• Directions for this task
Set down every one of the entries below word for word, line by line.
▼
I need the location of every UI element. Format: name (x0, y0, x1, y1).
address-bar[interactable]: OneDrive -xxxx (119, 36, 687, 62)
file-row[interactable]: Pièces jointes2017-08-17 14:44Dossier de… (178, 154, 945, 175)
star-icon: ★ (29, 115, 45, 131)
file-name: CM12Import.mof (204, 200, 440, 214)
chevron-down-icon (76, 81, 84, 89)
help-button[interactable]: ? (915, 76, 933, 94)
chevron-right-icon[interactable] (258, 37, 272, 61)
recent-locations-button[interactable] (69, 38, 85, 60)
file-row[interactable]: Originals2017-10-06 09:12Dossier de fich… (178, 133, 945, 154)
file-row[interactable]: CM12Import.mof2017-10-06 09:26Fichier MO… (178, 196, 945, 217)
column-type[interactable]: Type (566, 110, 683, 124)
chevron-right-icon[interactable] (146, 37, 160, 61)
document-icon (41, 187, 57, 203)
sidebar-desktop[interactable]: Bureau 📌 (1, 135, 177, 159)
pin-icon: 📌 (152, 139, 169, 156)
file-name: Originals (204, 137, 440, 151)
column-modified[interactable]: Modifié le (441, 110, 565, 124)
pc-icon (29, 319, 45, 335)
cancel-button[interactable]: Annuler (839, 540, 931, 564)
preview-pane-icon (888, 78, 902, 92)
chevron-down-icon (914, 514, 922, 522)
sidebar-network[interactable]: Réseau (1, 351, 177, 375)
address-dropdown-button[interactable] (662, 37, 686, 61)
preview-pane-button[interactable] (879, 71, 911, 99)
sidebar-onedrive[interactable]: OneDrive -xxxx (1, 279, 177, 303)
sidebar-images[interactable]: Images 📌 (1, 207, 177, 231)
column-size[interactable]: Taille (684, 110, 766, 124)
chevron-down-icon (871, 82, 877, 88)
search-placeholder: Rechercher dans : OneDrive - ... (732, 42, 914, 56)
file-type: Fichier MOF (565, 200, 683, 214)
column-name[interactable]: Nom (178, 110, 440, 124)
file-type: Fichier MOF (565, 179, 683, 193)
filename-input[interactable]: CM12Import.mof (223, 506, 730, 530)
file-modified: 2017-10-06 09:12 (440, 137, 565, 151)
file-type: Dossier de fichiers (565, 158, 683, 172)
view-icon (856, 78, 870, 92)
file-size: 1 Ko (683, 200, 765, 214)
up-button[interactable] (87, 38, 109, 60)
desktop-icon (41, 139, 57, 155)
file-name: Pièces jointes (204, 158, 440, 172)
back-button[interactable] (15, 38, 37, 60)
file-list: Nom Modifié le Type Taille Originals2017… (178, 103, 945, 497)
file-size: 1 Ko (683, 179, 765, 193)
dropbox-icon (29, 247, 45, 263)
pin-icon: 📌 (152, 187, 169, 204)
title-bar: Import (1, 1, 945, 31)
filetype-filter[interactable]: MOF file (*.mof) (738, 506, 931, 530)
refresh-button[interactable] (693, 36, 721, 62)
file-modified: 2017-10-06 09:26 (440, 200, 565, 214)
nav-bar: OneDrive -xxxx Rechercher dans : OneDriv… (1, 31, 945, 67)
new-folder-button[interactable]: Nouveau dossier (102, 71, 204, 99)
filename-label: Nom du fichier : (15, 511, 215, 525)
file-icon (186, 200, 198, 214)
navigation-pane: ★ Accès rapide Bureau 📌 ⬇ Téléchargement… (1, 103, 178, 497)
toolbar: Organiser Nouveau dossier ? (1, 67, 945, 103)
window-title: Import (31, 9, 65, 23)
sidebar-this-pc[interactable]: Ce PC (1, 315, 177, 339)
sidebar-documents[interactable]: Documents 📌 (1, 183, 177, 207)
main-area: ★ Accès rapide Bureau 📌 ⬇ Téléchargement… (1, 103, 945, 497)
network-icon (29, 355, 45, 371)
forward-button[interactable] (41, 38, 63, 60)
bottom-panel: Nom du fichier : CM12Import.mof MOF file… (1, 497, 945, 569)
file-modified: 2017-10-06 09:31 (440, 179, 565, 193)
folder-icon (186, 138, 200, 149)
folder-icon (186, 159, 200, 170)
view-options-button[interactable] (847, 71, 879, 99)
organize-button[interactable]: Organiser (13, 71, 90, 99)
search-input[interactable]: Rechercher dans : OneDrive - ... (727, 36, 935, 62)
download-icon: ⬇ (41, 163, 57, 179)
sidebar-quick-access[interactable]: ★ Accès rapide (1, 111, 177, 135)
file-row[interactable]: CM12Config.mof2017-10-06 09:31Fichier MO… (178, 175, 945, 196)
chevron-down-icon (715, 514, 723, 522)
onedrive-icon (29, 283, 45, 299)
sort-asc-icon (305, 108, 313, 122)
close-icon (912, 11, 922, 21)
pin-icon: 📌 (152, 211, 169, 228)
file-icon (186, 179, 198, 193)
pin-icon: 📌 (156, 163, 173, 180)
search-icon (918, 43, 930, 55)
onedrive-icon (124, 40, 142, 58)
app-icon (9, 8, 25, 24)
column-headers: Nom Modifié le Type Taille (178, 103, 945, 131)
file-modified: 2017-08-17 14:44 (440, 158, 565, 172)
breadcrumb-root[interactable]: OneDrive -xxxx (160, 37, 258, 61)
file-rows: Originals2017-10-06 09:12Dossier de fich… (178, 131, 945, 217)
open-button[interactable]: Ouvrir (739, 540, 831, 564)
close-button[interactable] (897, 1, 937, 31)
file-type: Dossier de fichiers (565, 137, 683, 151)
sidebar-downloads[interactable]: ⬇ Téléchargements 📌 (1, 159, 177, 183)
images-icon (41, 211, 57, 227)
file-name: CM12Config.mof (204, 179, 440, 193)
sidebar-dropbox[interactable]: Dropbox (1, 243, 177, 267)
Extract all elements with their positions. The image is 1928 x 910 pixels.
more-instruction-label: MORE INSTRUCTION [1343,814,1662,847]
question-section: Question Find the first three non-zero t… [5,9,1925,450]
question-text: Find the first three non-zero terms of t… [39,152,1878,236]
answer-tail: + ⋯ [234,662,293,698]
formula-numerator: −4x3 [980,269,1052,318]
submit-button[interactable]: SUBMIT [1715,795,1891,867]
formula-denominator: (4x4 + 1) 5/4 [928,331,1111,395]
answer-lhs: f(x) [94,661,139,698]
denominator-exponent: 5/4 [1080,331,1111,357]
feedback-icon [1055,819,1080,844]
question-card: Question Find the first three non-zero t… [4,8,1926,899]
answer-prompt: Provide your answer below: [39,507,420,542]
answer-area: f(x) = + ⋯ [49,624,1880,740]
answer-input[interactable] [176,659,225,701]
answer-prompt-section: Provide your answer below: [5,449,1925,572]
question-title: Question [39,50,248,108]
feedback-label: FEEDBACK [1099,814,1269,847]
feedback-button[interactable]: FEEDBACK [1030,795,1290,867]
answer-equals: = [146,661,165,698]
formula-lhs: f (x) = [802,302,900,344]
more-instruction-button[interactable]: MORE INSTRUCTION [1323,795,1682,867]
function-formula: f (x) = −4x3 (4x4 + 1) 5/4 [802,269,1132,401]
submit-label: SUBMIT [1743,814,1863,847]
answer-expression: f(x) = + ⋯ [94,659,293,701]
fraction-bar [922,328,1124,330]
▲
• Solution below
I need the location of every UI element. Format: name (x0, y0, x1, y1).
address-bar[interactable]: OneDrive -xxxx (119, 36, 687, 62)
file-row[interactable]: Pièces jointes2017-08-17 14:44Dossier de… (178, 154, 945, 175)
star-icon: ★ (29, 115, 45, 131)
file-name: CM12Import.mof (204, 200, 440, 214)
chevron-down-icon (76, 81, 84, 89)
help-button[interactable]: ? (915, 76, 933, 94)
chevron-right-icon[interactable] (258, 37, 272, 61)
recent-locations-button[interactable] (69, 38, 85, 60)
file-row[interactable]: Originals2017-10-06 09:12Dossier de fich… (178, 133, 945, 154)
file-row[interactable]: CM12Import.mof2017-10-06 09:26Fichier MO… (178, 196, 945, 217)
column-type[interactable]: Type (566, 110, 683, 124)
chevron-right-icon[interactable] (146, 37, 160, 61)
document-icon (41, 187, 57, 203)
sidebar-desktop[interactable]: Bureau 📌 (1, 135, 177, 159)
pin-icon: 📌 (152, 139, 169, 156)
file-name: Originals (204, 137, 440, 151)
column-modified[interactable]: Modifié le (441, 110, 565, 124)
pc-icon (29, 319, 45, 335)
cancel-button[interactable]: Annuler (839, 540, 931, 564)
preview-pane-icon (888, 78, 902, 92)
chevron-down-icon (914, 514, 922, 522)
sidebar-network[interactable]: Réseau (1, 351, 177, 375)
address-dropdown-button[interactable] (662, 37, 686, 61)
preview-pane-button[interactable] (879, 71, 911, 99)
sidebar-onedrive[interactable]: OneDrive -xxxx (1, 279, 177, 303)
sidebar-images[interactable]: Images 📌 (1, 207, 177, 231)
column-size[interactable]: Taille (684, 110, 766, 124)
chevron-down-icon (871, 82, 877, 88)
search-placeholder: Rechercher dans : OneDrive - ... (732, 42, 914, 56)
file-type: Fichier MOF (565, 200, 683, 214)
column-name[interactable]: Nom (178, 110, 440, 124)
file-type: Fichier MOF (565, 179, 683, 193)
filename-input[interactable]: CM12Import.mof (223, 506, 730, 530)
file-modified: 2017-10-06 09:12 (440, 137, 565, 151)
file-type: Dossier de fichiers (565, 158, 683, 172)
view-icon (856, 78, 870, 92)
file-size: 1 Ko (683, 200, 765, 214)
up-button[interactable] (87, 38, 109, 60)
desktop-icon (41, 139, 57, 155)
file-name: Pièces jointes (204, 158, 440, 172)
back-button[interactable] (15, 38, 37, 60)
file-list: Nom Modifié le Type Taille Originals2017… (178, 103, 945, 497)
file-size: 1 Ko (683, 179, 765, 193)
dropbox-icon (29, 247, 45, 263)
pin-icon: 📌 (152, 187, 169, 204)
title-bar: Import (1, 1, 945, 31)
filetype-filter[interactable]: MOF file (*.mof) (738, 506, 931, 530)
refresh-button[interactable] (693, 36, 721, 62)
file-modified: 2017-10-06 09:26 (440, 200, 565, 214)
nav-bar: OneDrive -xxxx Rechercher dans : OneDriv… (1, 31, 945, 67)
new-folder-button[interactable]: Nouveau dossier (102, 71, 204, 99)
filename-label: Nom du fichier : (15, 511, 215, 525)
file-icon (186, 200, 198, 214)
navigation-pane: ★ Accès rapide Bureau 📌 ⬇ Téléchargement… (1, 103, 178, 497)
toolbar: Organiser Nouveau dossier ? (1, 67, 945, 103)
window-title: Import (31, 9, 65, 23)
sidebar-this-pc[interactable]: Ce PC (1, 315, 177, 339)
sidebar-documents[interactable]: Documents 📌 (1, 183, 177, 207)
main-area: ★ Accès rapide Bureau 📌 ⬇ Téléchargement… (1, 103, 945, 497)
network-icon (29, 355, 45, 371)
forward-button[interactable] (41, 38, 63, 60)
bottom-panel: Nom du fichier : CM12Import.mof MOF file… (1, 497, 945, 569)
file-modified: 2017-10-06 09:31 (440, 179, 565, 193)
folder-icon (186, 138, 200, 149)
folder-icon (186, 159, 200, 170)
view-options-button[interactable] (847, 71, 879, 99)
organize-button[interactable]: Organiser (13, 71, 90, 99)
search-input[interactable]: Rechercher dans : OneDrive - ... (727, 36, 935, 62)
download-icon: ⬇ (41, 163, 57, 179)
sidebar-quick-access[interactable]: ★ Accès rapide (1, 111, 177, 135)
file-row[interactable]: CM12Config.mof2017-10-06 09:31Fichier MO… (178, 175, 945, 196)
chevron-down-icon (715, 514, 723, 522)
onedrive-icon (29, 283, 45, 299)
sort-asc-icon (305, 108, 313, 122)
close-icon (912, 11, 922, 21)
pin-icon: 📌 (152, 211, 169, 228)
file-icon (186, 179, 198, 193)
pin-icon: 📌 (156, 163, 173, 180)
search-icon (918, 43, 930, 55)
onedrive-icon (124, 40, 142, 58)
app-icon (9, 8, 25, 24)
column-headers: Nom Modifié le Type Taille (178, 103, 945, 131)
file-modified: 2017-08-17 14:44 (440, 158, 565, 172)
breadcrumb-root[interactable]: OneDrive -xxxx (160, 37, 258, 61)
file-rows: Originals2017-10-06 09:12Dossier de fich… (178, 131, 945, 217)
open-button[interactable]: Ouvrir (739, 540, 831, 564)
close-button[interactable] (897, 1, 937, 31)
file-type: Dossier de fichiers (565, 137, 683, 151)
sidebar-downloads[interactable]: ⬇ Téléchargements 📌 (1, 159, 177, 183)
images-icon (41, 211, 57, 227)
file-name: CM12Config.mof (204, 179, 440, 193)
sidebar-dropbox[interactable]: Dropbox (1, 243, 177, 267)
Extract all elements with their positions. The image is 1928 x 910 pixels.
more-instruction-label: MORE INSTRUCTION [1343,814,1662,847]
question-section: Question Find the first three non-zero t… [5,9,1925,450]
question-text: Find the first three non-zero terms of t… [39,152,1878,236]
answer-tail: + ⋯ [234,662,293,698]
formula-numerator: −4x3 [980,269,1052,318]
submit-button[interactable]: SUBMIT [1715,795,1891,867]
formula-denominator: (4x4 + 1) 5/4 [928,331,1111,395]
answer-lhs: f(x) [94,661,139,698]
denominator-exponent: 5/4 [1080,331,1111,357]
feedback-icon [1055,819,1080,844]
question-card: Question Find the first three non-zero t… [4,8,1926,899]
answer-prompt: Provide your answer below: [39,507,420,542]
answer-area: f(x) = + ⋯ [49,624,1880,740]
answer-input[interactable] [176,659,225,701]
answer-prompt-section: Provide your answer below: [5,449,1925,572]
question-title: Question [39,50,248,108]
feedback-label: FEEDBACK [1099,814,1269,847]
feedback-button[interactable]: FEEDBACK [1030,795,1290,867]
answer-equals: = [146,661,165,698]
formula-lhs: f (x) = [802,302,900,344]
more-instruction-button[interactable]: MORE INSTRUCTION [1323,795,1682,867]
function-formula: f (x) = −4x3 (4x4 + 1) 5/4 [802,269,1132,401]
submit-label: SUBMIT [1743,814,1863,847]
answer-expression: f(x) = + ⋯ [94,659,293,701]
fraction-bar [922,328,1124,330]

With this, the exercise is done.